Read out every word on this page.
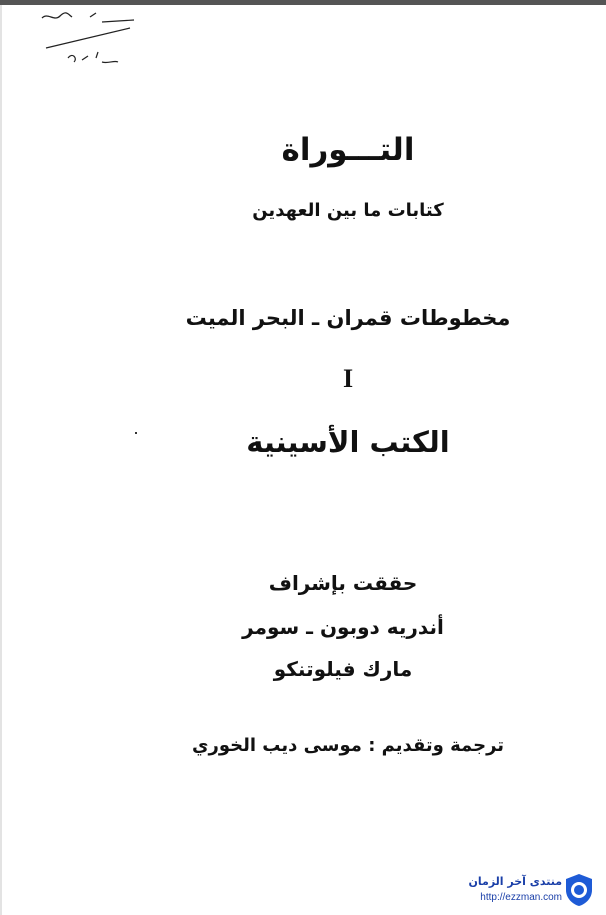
التـــوراة
كتابات ما بين العهدين
مخطوطات قمران ـ البحر الميت
I
الكتب الأسينية
حققت بإشراف
أندريه دوبون ـ سومر
مارك فيلوتنكو
ترجمة وتقديم : موسى ديب الخوري
منتدى آخر الزمان
http://ezzman.com
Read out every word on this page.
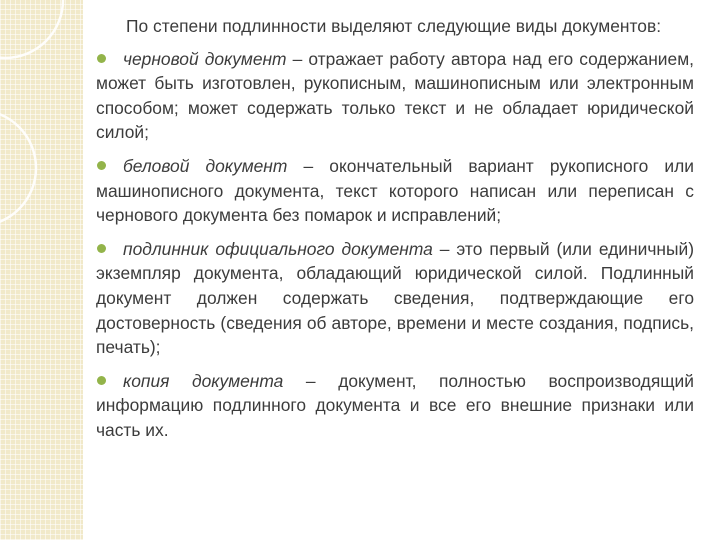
По степени подлинности выделяют следующие виды документов:

черновой документ – отражает работу автора над его содержанием, может быть изготовлен, рукописным, машинописным или электронным способом; может содержать только текст и не обладает юридической силой;

беловой документ – окончательный вариант рукописного или машинописного документа, текст которого написан или переписан с чернового документа без помарок и исправлений;

подлинник официального документа – это первый (или единичный) экземпляр документа, обладающий юридической силой. Подлинный документ должен содержать сведения, подтверждающие его достоверность (сведения об авторе, времени и месте создания, подпись, печать);

копия документа – документ, полностью воспроизводящий информацию подлинного документа и все его внешние признаки или часть их.
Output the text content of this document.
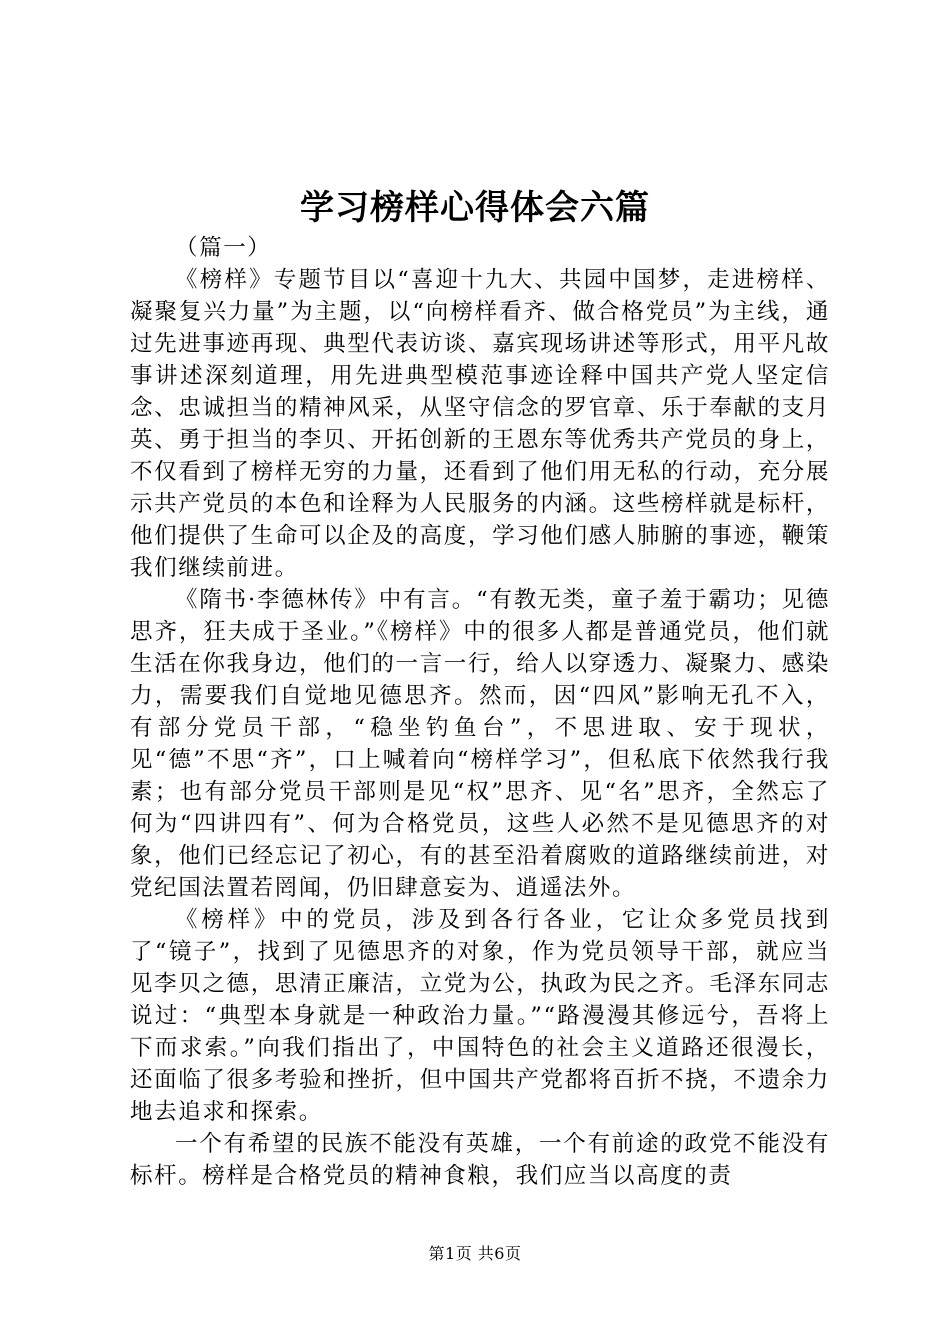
学习榜样心得体会六篇

（篇一）

《榜样》专题节目以“喜迎十九大、共园中国梦，走进榜样、凝聚复兴力量”为主题，以“向榜样看齐、做合格党员”为主线，通过先进事迹再现、典型代表访谈、嘉宾现场讲述等形式，用平凡故事讲述深刻道理，用先进典型模范事迹诠释中国共产党人坚定信念、忠诚担当的精神风采，从坚守信念的罗官章、乐于奉献的支月英、勇于担当的李贝、开拓创新的王恩东等优秀共产党员的身上，不仅看到了榜样无穷的力量，还看到了他们用无私的行动，充分展示共产党员的本色和诠释为人民服务的内涵。这些榜样就是标杆，他们提供了生命可以企及的高度，学习他们感人肺腑的事迹，鞭策我们继续前进。

《隋书·李德林传》中有言。“有教无类，童子羞于霸功；见德思齐，狂夫成于圣业。”《榜样》中的很多人都是普通党员，他们就生活在你我身边，他们的一言一行，给人以穿透力、凝聚力、感染力，需要我们自觉地见德思齐。然而，因“四风”影响无孔不入，有部分党员干部，“稳坐钓鱼台”，不思进取、安于现状，见“德”不思“齐”，口上喊着向“榜样学习”，但私底下依然我行我素；也有部分党员干部则是见“权”思齐、见“名”思齐，全然忘了何为“四讲四有”、何为合格党员，这些人必然不是见德思齐的对象，他们已经忘记了初心，有的甚至沿着腐败的道路继续前进，对党纪国法置若罔闻，仍旧肆意妄为、逍遥法外。

《榜样》中的党员，涉及到各行各业，它让众多党员找到了“镜子”，找到了见德思齐的对象，作为党员领导干部，就应当见李贝之德，思清正廉洁，立党为公，执政为民之齐。毛泽东同志说过：“典型本身就是一种政治力量。”“路漫漫其修远兮，吾将上下而求索。”向我们指出了，中国特色的社会主义道路还很漫长，还面临了很多考验和挫折，但中国共产党都将百折不挠，不遗余力地去追求和探索。

一个有希望的民族不能没有英雄，一个有前途的政党不能没有标杆。榜样是合格党员的精神食粮，我们应当以高度的责

第1页 共6页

- [Set exercise] Return the full material word for word. Do not include the pictures.

- [Solved exercise]
Read out every word on this page.
التـــوراة
كتابات ما بين العهدين
مخطوطات قمران ـ البحر الميت
I
الكتب الأسينية
حققت بإشراف
أندريه دوبون ـ سومر
مارك فيلوتنكو
ترجمة وتقديم : موسى ديب الخوري
منتدى آخر الزمان
http://ezzman.com
Read out every word on this page.
По степени подлинности выделяют следующие виды документов:

черновой документ – отражает работу автора над его содержанием, может быть изготовлен, рукописным, машинописным или электронным способом; может содержать только текст и не обладает юридической силой;

беловой документ – окончательный вариант рукописного или машинописного документа, текст которого написан или переписан с чернового документа без помарок и исправлений;

подлинник официального документа – это первый (или единичный) экземпляр документа, обладающий юридической силой. Подлинный документ должен содержать сведения, подтверждающие его достоверность (сведения об авторе, времени и месте создания, подпись, печать);

копия документа – документ, полностью воспроизводящий информацию подлинного документа и все его внешние признаки или часть их.
Output the text content of this document.
学习榜样心得体会六篇

（篇一）

《榜样》专题节目以“喜迎十九大、共园中国梦，走进榜样、凝聚复兴力量”为主题，以“向榜样看齐、做合格党员”为主线，通过先进事迹再现、典型代表访谈、嘉宾现场讲述等形式，用平凡故事讲述深刻道理，用先进典型模范事迹诠释中国共产党人坚定信念、忠诚担当的精神风采，从坚守信念的罗官章、乐于奉献的支月英、勇于担当的李贝、开拓创新的王恩东等优秀共产党员的身上，不仅看到了榜样无穷的力量，还看到了他们用无私的行动，充分展示共产党员的本色和诠释为人民服务的内涵。这些榜样就是标杆，他们提供了生命可以企及的高度，学习他们感人肺腑的事迹，鞭策我们继续前进。

《隋书·李德林传》中有言。“有教无类，童子羞于霸功；见德思齐，狂夫成于圣业。”《榜样》中的很多人都是普通党员，他们就生活在你我身边，他们的一言一行，给人以穿透力、凝聚力、感染力，需要我们自觉地见德思齐。然而，因“四风”影响无孔不入，有部分党员干部，“稳坐钓鱼台”，不思进取、安于现状，见“德”不思“齐”，口上喊着向“榜样学习”，但私底下依然我行我素；也有部分党员干部则是见“权”思齐、见“名”思齐，全然忘了何为“四讲四有”、何为合格党员，这些人必然不是见德思齐的对象，他们已经忘记了初心，有的甚至沿着腐败的道路继续前进，对党纪国法置若罔闻，仍旧肆意妄为、逍遥法外。

《榜样》中的党员，涉及到各行各业，它让众多党员找到了“镜子”，找到了见德思齐的对象，作为党员领导干部，就应当见李贝之德，思清正廉洁，立党为公，执政为民之齐。毛泽东同志说过：“典型本身就是一种政治力量。”“路漫漫其修远兮，吾将上下而求索。”向我们指出了，中国特色的社会主义道路还很漫长，还面临了很多考验和挫折，但中国共产党都将百折不挠，不遗余力地去追求和探索。

一个有希望的民族不能没有英雄，一个有前途的政党不能没有标杆。榜样是合格党员的精神食粮，我们应当以高度的责

第1页 共6页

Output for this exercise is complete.